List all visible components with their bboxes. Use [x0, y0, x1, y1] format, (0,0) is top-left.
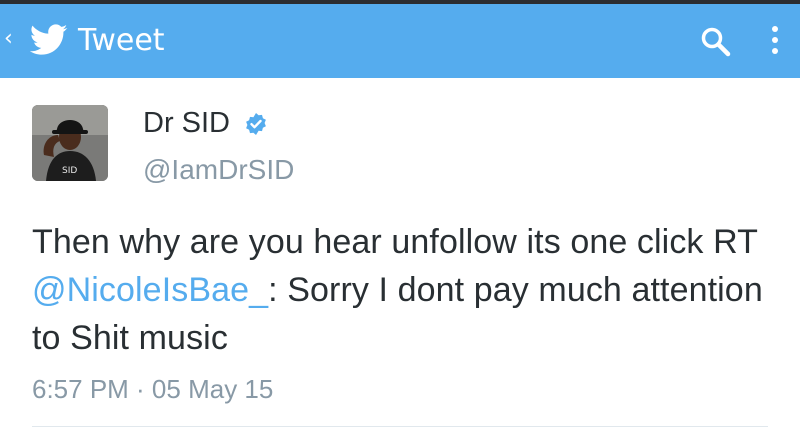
author-handle[interactable]: @IamDrSID: [143, 152, 294, 188]
tweet-text-before: Then why are you hear unfollow its one c…: [32, 223, 758, 261]
more-vertical-icon[interactable]: [770, 26, 780, 60]
svg-text:SID: SID: [62, 166, 77, 176]
author-name[interactable]: Dr SID: [143, 104, 230, 142]
mention-link[interactable]: @NicoleIsBae_: [32, 271, 268, 309]
app-bar: ‹ Tweet: [0, 4, 800, 78]
tweet-timestamp: 6:57 PM · 05 May 15: [32, 374, 274, 404]
twitter-bird-icon[interactable]: [30, 24, 68, 56]
back-arrow-icon[interactable]: ‹: [4, 26, 13, 52]
tweet-text: Then why are you hear unfollow its one c…: [32, 218, 772, 362]
avatar[interactable]: SID: [32, 105, 108, 181]
search-icon[interactable]: [700, 26, 732, 58]
divider: [32, 426, 768, 427]
verified-badge-icon: [246, 113, 266, 135]
page-title: Tweet: [78, 23, 165, 58]
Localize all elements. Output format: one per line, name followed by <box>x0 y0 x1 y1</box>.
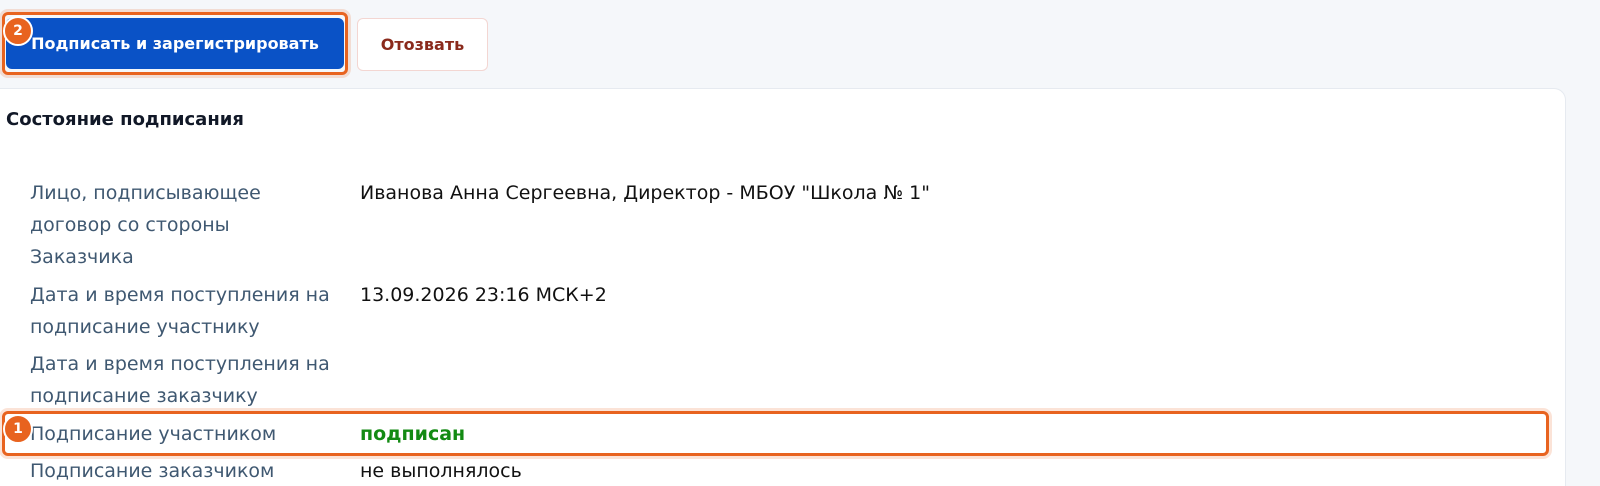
signing-page: Подписать и зарегистрировать 2 Отозвать … <box>0 0 1600 486</box>
signing-status-panel: Состояние подписания Лицо, подписывающее… <box>0 88 1566 486</box>
toolbar: Подписать и зарегистрировать 2 Отозвать <box>0 0 1600 88</box>
row-label: Лицо, подписывающее договор со стороны З… <box>30 182 261 268</box>
panel-title: Состояние подписания <box>6 109 244 130</box>
status-signed: подписан <box>360 423 466 445</box>
row-label: Подписание участником <box>30 423 277 445</box>
step-badge-2: 2 <box>3 16 33 46</box>
status-not-performed: не выполнялось <box>360 460 522 482</box>
revoke-button[interactable]: Отозвать <box>357 18 488 71</box>
row-label: Подписание заказчиком <box>30 460 275 482</box>
row-label: Дата и время поступления на подписание з… <box>30 353 330 407</box>
row-value: Иванова Анна Сергеевна, Директор - МБОУ … <box>360 182 930 204</box>
row-label: Дата и время поступления на подписание у… <box>30 284 330 338</box>
sign-and-register-button[interactable]: Подписать и зарегистрировать <box>6 18 344 69</box>
step-badge-1: 1 <box>3 414 33 444</box>
row-value: 13.09.2026 23:16 МСК+2 <box>360 284 607 306</box>
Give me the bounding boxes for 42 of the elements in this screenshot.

## Short exercise
Show each line in the records above that contains the string "Дата".

## Completed task
row-label: Дата и время поступления на подписание з… <box>30 353 330 407</box>
row-label: Дата и время поступления на подписание у… <box>30 284 330 338</box>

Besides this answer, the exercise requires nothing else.